** Begin **

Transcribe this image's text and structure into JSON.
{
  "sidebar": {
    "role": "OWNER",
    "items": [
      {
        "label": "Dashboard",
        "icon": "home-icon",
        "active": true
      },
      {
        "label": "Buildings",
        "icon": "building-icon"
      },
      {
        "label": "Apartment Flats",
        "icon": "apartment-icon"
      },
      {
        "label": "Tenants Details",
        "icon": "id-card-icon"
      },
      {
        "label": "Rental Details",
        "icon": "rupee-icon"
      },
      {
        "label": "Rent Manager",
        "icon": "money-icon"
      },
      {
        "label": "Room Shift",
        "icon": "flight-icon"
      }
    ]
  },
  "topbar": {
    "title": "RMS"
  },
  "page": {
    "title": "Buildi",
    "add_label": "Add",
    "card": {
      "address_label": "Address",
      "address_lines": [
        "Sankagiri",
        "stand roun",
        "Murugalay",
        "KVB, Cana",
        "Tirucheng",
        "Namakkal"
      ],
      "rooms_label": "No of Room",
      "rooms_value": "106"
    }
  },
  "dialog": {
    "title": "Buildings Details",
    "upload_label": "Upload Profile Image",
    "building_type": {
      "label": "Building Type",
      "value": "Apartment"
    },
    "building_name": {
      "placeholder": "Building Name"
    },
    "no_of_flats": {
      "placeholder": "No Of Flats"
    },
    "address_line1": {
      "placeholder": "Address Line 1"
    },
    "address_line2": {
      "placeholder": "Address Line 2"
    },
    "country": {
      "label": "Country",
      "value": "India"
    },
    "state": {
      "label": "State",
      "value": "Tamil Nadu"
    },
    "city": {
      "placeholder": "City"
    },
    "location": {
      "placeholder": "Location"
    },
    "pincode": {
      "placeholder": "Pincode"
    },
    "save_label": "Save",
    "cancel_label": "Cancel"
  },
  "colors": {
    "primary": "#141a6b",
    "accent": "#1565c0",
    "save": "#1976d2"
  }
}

** End **

_Problem statement_
Retype the listing exactly, in full.

_Complete response_
Transcribe this image's text and structure into JSON.
{
  "sidebar": {
    "role": "OWNER",
    "items": [
      {
        "label": "Dashboard",
        "icon": "home-icon",
        "active": true
      },
      {
        "label": "Buildings",
        "icon": "building-icon"
      },
      {
        "label": "Apartment Flats",
        "icon": "apartment-icon"
      },
      {
        "label": "Tenants Details",
        "icon": "id-card-icon"
      },
      {
        "label": "Rental Details",
        "icon": "rupee-icon"
      },
      {
        "label": "Rent Manager",
        "icon": "money-icon"
      },
      {
        "label": "Room Shift",
        "icon": "flight-icon"
      }
    ]
  },
  "topbar": {
    "title": "RMS"
  },
  "page": {
    "title": "Buildi",
    "add_label": "Add",
    "card": {
      "address_label": "Address",
      "address_lines": [
        "Sankagiri",
        "stand roun",
        "Murugalay",
        "KVB, Cana",
        "Tirucheng",
        "Namakkal"
      ],
      "rooms_label": "No of Room",
      "rooms_value": "106"
    }
  },
  "dialog": {
    "title": "Buildings Details",
    "upload_label": "Upload Profile Image",
    "building_type": {
      "label": "Building Type",
      "value": "Apartment"
    },
    "building_name": {
      "placeholder": "Building Name"
    },
    "no_of_flats": {
      "placeholder": "No Of Flats"
    },
    "address_line1": {
      "placeholder": "Address Line 1"
    },
    "address_line2": {
      "placeholder": "Address Line 2"
    },
    "country": {
      "label": "Country",
      "value": "India"
    },
    "state": {
      "label": "State",
      "value": "Tamil Nadu"
    },
    "city": {
      "placeholder": "City"
    },
    "location": {
      "placeholder": "Location"
    },
    "pincode": {
      "placeholder": "Pincode"
    },
    "save_label": "Save",
    "cancel_label": "Cancel"
  },
  "colors": {
    "primary": "#141a6b",
    "accent": "#1565c0",
    "save": "#1976d2"
  }
}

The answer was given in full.